▶ _STATED GOAL_:
Write out each line that follows exactly as it stands, without the pictures.

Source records
════

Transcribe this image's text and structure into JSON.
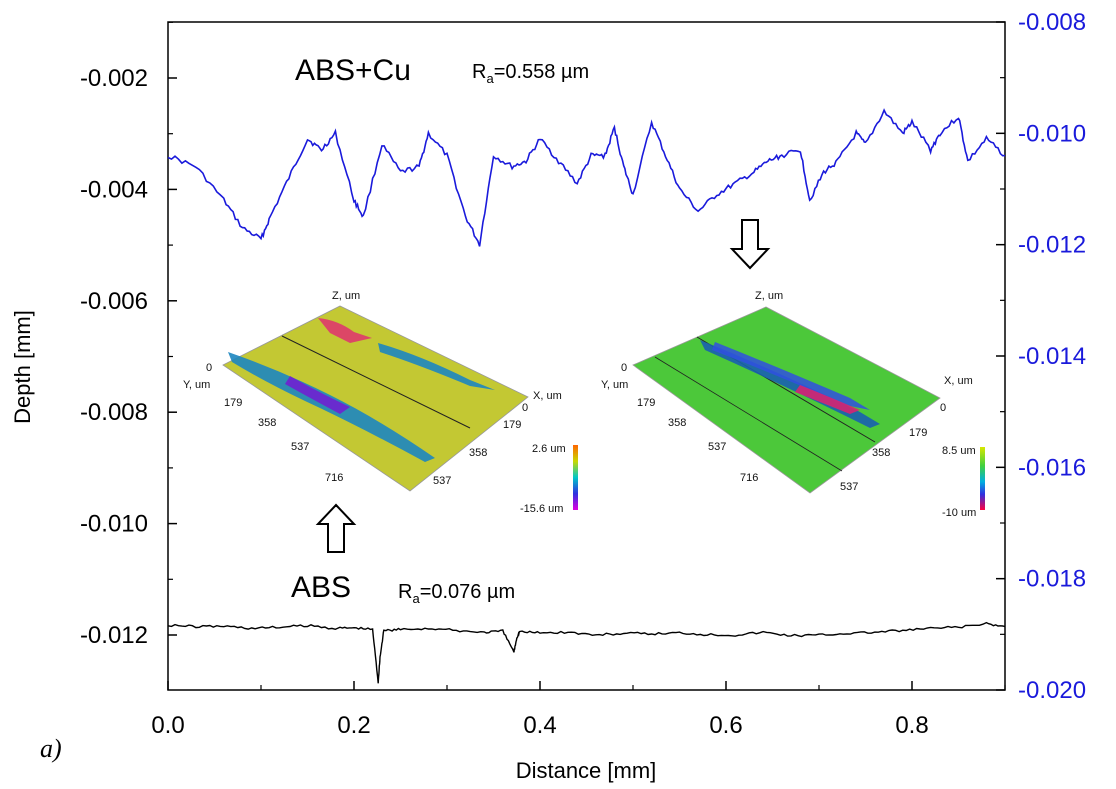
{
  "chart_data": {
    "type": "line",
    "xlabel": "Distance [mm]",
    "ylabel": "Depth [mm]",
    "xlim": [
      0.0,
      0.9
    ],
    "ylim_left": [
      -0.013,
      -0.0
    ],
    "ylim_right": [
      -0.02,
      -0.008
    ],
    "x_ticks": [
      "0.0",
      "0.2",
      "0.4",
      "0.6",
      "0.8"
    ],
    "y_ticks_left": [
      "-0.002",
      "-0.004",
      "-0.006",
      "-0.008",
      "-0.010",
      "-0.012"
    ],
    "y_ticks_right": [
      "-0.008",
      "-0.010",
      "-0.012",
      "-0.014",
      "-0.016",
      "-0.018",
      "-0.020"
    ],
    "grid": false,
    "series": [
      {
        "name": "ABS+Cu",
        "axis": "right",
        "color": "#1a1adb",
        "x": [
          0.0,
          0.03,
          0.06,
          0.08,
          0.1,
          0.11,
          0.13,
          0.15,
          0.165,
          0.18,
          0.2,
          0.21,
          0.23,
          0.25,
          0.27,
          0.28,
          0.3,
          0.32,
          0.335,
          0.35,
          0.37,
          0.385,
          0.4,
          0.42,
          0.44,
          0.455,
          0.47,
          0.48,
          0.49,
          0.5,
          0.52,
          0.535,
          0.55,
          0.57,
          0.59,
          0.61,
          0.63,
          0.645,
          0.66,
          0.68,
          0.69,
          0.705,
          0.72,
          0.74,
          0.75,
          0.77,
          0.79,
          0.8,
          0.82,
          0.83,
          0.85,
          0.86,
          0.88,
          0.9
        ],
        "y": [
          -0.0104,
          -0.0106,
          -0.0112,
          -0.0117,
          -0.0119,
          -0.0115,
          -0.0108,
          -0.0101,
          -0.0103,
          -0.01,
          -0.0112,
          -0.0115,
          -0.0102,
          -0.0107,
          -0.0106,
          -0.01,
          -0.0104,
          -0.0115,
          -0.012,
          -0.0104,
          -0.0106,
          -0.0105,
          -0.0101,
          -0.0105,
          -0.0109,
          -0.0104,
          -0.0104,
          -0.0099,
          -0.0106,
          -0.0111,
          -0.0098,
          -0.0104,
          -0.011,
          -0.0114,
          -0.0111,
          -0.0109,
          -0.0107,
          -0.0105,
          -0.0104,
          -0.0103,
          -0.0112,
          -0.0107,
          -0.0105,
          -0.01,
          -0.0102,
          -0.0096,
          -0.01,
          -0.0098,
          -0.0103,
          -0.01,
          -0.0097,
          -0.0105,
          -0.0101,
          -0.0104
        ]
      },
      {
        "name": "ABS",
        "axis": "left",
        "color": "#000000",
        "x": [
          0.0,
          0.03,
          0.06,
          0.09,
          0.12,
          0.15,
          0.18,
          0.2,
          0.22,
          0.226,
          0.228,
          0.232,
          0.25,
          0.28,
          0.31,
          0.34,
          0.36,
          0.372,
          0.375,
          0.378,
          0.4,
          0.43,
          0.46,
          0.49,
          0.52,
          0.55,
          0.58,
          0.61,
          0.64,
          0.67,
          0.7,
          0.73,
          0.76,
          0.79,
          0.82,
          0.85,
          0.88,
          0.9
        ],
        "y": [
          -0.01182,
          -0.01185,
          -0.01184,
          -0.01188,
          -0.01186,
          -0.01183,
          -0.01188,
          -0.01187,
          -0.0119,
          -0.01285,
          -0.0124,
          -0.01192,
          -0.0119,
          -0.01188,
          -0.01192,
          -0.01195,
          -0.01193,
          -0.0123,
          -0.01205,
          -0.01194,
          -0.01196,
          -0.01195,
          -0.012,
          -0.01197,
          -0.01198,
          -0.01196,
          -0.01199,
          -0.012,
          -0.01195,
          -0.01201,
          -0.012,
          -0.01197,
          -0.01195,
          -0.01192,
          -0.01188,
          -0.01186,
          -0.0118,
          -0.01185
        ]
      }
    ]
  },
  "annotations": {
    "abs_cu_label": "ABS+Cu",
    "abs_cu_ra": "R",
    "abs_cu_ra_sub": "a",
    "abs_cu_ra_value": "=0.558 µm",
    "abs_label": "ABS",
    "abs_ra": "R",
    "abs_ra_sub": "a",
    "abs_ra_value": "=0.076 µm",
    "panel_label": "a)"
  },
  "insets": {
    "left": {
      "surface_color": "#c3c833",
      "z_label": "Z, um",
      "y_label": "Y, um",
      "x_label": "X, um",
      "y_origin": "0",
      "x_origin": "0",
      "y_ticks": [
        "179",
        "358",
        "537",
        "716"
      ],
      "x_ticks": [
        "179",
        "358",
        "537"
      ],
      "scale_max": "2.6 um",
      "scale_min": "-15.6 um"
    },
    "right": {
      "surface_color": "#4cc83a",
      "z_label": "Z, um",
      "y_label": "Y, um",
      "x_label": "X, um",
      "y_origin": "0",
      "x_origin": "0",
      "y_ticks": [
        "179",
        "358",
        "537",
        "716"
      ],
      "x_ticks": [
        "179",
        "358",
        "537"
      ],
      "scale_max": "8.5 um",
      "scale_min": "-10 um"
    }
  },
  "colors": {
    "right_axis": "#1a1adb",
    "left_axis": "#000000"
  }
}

════

▶ _SOLUTION TO THIS PROBLEM_:
Transcribe this image's text and structure into JSON.
{
  "chart_data": {
    "type": "line",
    "xlabel": "Distance [mm]",
    "ylabel": "Depth [mm]",
    "xlim": [
      0.0,
      0.9
    ],
    "ylim_left": [
      -0.013,
      -0.0
    ],
    "ylim_right": [
      -0.02,
      -0.008
    ],
    "x_ticks": [
      "0.0",
      "0.2",
      "0.4",
      "0.6",
      "0.8"
    ],
    "y_ticks_left": [
      "-0.002",
      "-0.004",
      "-0.006",
      "-0.008",
      "-0.010",
      "-0.012"
    ],
    "y_ticks_right": [
      "-0.008",
      "-0.010",
      "-0.012",
      "-0.014",
      "-0.016",
      "-0.018",
      "-0.020"
    ],
    "grid": false,
    "series": [
      {
        "name": "ABS+Cu",
        "axis": "right",
        "color": "#1a1adb",
        "x": [
          0.0,
          0.03,
          0.06,
          0.08,
          0.1,
          0.11,
          0.13,
          0.15,
          0.165,
          0.18,
          0.2,
          0.21,
          0.23,
          0.25,
          0.27,
          0.28,
          0.3,
          0.32,
          0.335,
          0.35,
          0.37,
          0.385,
          0.4,
          0.42,
          0.44,
          0.455,
          0.47,
          0.48,
          0.49,
          0.5,
          0.52,
          0.535,
          0.55,
          0.57,
          0.59,
          0.61,
          0.63,
          0.645,
          0.66,
          0.68,
          0.69,
          0.705,
          0.72,
          0.74,
          0.75,
          0.77,
          0.79,
          0.8,
          0.82,
          0.83,
          0.85,
          0.86,
          0.88,
          0.9
        ],
        "y": [
          -0.0104,
          -0.0106,
          -0.0112,
          -0.0117,
          -0.0119,
          -0.0115,
          -0.0108,
          -0.0101,
          -0.0103,
          -0.01,
          -0.0112,
          -0.0115,
          -0.0102,
          -0.0107,
          -0.0106,
          -0.01,
          -0.0104,
          -0.0115,
          -0.012,
          -0.0104,
          -0.0106,
          -0.0105,
          -0.0101,
          -0.0105,
          -0.0109,
          -0.0104,
          -0.0104,
          -0.0099,
          -0.0106,
          -0.0111,
          -0.0098,
          -0.0104,
          -0.011,
          -0.0114,
          -0.0111,
          -0.0109,
          -0.0107,
          -0.0105,
          -0.0104,
          -0.0103,
          -0.0112,
          -0.0107,
          -0.0105,
          -0.01,
          -0.0102,
          -0.0096,
          -0.01,
          -0.0098,
          -0.0103,
          -0.01,
          -0.0097,
          -0.0105,
          -0.0101,
          -0.0104
        ]
      },
      {
        "name": "ABS",
        "axis": "left",
        "color": "#000000",
        "x": [
          0.0,
          0.03,
          0.06,
          0.09,
          0.12,
          0.15,
          0.18,
          0.2,
          0.22,
          0.226,
          0.228,
          0.232,
          0.25,
          0.28,
          0.31,
          0.34,
          0.36,
          0.372,
          0.375,
          0.378,
          0.4,
          0.43,
          0.46,
          0.49,
          0.52,
          0.55,
          0.58,
          0.61,
          0.64,
          0.67,
          0.7,
          0.73,
          0.76,
          0.79,
          0.82,
          0.85,
          0.88,
          0.9
        ],
        "y": [
          -0.01182,
          -0.01185,
          -0.01184,
          -0.01188,
          -0.01186,
          -0.01183,
          -0.01188,
          -0.01187,
          -0.0119,
          -0.01285,
          -0.0124,
          -0.01192,
          -0.0119,
          -0.01188,
          -0.01192,
          -0.01195,
          -0.01193,
          -0.0123,
          -0.01205,
          -0.01194,
          -0.01196,
          -0.01195,
          -0.012,
          -0.01197,
          -0.01198,
          -0.01196,
          -0.01199,
          -0.012,
          -0.01195,
          -0.01201,
          -0.012,
          -0.01197,
          -0.01195,
          -0.01192,
          -0.01188,
          -0.01186,
          -0.0118,
          -0.01185
        ]
      }
    ]
  },
  "annotations": {
    "abs_cu_label": "ABS+Cu",
    "abs_cu_ra": "R",
    "abs_cu_ra_sub": "a",
    "abs_cu_ra_value": "=0.558 µm",
    "abs_label": "ABS",
    "abs_ra": "R",
    "abs_ra_sub": "a",
    "abs_ra_value": "=0.076 µm",
    "panel_label": "a)"
  },
  "insets": {
    "left": {
      "surface_color": "#c3c833",
      "z_label": "Z, um",
      "y_label": "Y, um",
      "x_label": "X, um",
      "y_origin": "0",
      "x_origin": "0",
      "y_ticks": [
        "179",
        "358",
        "537",
        "716"
      ],
      "x_ticks": [
        "179",
        "358",
        "537"
      ],
      "scale_max": "2.6 um",
      "scale_min": "-15.6 um"
    },
    "right": {
      "surface_color": "#4cc83a",
      "z_label": "Z, um",
      "y_label": "Y, um",
      "x_label": "X, um",
      "y_origin": "0",
      "x_origin": "0",
      "y_ticks": [
        "179",
        "358",
        "537",
        "716"
      ],
      "x_ticks": [
        "179",
        "358",
        "537"
      ],
      "scale_max": "8.5 um",
      "scale_min": "-10 um"
    }
  },
  "colors": {
    "right_axis": "#1a1adb",
    "left_axis": "#000000"
  }
}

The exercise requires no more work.